• The input:

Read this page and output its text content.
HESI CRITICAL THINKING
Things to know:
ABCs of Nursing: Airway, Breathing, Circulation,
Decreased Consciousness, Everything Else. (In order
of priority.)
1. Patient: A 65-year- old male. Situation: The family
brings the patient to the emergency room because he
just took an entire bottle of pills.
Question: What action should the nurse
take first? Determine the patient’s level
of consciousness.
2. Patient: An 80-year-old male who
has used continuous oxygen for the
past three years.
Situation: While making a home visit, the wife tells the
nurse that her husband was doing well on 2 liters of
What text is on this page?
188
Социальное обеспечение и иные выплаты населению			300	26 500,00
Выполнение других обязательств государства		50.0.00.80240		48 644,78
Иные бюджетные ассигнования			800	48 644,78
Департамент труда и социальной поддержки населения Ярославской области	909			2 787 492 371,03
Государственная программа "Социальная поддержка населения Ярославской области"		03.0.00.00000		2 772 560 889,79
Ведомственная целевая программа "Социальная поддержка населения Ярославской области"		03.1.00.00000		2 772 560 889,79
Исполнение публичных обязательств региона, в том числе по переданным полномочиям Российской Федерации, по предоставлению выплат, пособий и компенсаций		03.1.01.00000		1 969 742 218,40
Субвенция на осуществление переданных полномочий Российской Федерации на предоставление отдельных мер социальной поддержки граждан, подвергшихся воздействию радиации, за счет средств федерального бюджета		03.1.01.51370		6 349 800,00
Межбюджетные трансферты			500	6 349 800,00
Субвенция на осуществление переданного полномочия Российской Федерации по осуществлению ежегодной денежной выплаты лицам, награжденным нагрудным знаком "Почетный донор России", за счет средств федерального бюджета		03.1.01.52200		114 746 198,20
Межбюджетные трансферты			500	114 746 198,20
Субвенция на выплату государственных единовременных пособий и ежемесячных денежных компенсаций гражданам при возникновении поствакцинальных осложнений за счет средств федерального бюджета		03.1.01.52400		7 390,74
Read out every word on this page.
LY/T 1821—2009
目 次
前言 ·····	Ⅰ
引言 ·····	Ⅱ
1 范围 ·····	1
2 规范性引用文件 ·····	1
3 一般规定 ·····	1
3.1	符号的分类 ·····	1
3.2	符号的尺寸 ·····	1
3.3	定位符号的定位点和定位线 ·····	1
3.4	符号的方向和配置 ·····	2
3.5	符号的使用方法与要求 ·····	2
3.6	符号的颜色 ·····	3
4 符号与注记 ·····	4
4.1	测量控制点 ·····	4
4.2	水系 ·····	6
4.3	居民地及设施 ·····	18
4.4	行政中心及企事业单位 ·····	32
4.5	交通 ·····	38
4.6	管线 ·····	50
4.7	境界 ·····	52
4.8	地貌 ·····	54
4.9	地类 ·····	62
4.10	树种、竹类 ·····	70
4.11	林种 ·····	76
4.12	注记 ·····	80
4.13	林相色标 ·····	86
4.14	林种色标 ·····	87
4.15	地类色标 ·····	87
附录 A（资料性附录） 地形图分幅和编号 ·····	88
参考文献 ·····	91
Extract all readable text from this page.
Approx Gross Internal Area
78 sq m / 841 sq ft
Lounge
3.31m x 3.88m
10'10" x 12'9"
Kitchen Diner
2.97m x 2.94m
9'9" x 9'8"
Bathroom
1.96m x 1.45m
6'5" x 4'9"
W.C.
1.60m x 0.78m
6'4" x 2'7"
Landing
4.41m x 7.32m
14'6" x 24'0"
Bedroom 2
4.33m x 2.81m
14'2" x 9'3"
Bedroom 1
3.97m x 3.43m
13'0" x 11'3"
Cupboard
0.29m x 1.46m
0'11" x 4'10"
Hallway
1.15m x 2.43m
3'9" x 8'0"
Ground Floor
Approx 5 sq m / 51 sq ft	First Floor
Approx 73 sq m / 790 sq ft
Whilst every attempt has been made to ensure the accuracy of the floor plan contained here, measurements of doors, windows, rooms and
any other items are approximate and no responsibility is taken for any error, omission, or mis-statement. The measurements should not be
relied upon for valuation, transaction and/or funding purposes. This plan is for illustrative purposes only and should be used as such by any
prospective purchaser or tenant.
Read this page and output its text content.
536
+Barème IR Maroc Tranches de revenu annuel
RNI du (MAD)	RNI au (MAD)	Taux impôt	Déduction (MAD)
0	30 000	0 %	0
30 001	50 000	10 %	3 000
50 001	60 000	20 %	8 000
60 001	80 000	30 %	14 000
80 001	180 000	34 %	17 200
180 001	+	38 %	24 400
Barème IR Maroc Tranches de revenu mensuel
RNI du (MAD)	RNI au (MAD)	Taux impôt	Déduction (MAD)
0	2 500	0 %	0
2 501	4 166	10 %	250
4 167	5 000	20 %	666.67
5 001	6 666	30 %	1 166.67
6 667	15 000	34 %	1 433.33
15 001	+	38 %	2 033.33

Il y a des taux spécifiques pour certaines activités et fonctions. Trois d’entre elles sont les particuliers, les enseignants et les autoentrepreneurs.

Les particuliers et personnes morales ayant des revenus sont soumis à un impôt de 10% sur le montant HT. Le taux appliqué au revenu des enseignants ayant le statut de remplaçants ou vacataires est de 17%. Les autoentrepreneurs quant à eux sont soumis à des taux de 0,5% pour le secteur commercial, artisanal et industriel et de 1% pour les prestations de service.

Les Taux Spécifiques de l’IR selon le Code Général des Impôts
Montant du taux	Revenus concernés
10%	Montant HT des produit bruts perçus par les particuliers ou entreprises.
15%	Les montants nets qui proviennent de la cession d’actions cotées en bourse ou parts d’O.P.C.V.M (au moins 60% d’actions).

• Job: Look through the entries above; copy each line where the string "Tranches" appears.

• Reply:
+Barème IR Maroc Tranches de revenu annuel
Barème IR Maroc Tranches de revenu mensuel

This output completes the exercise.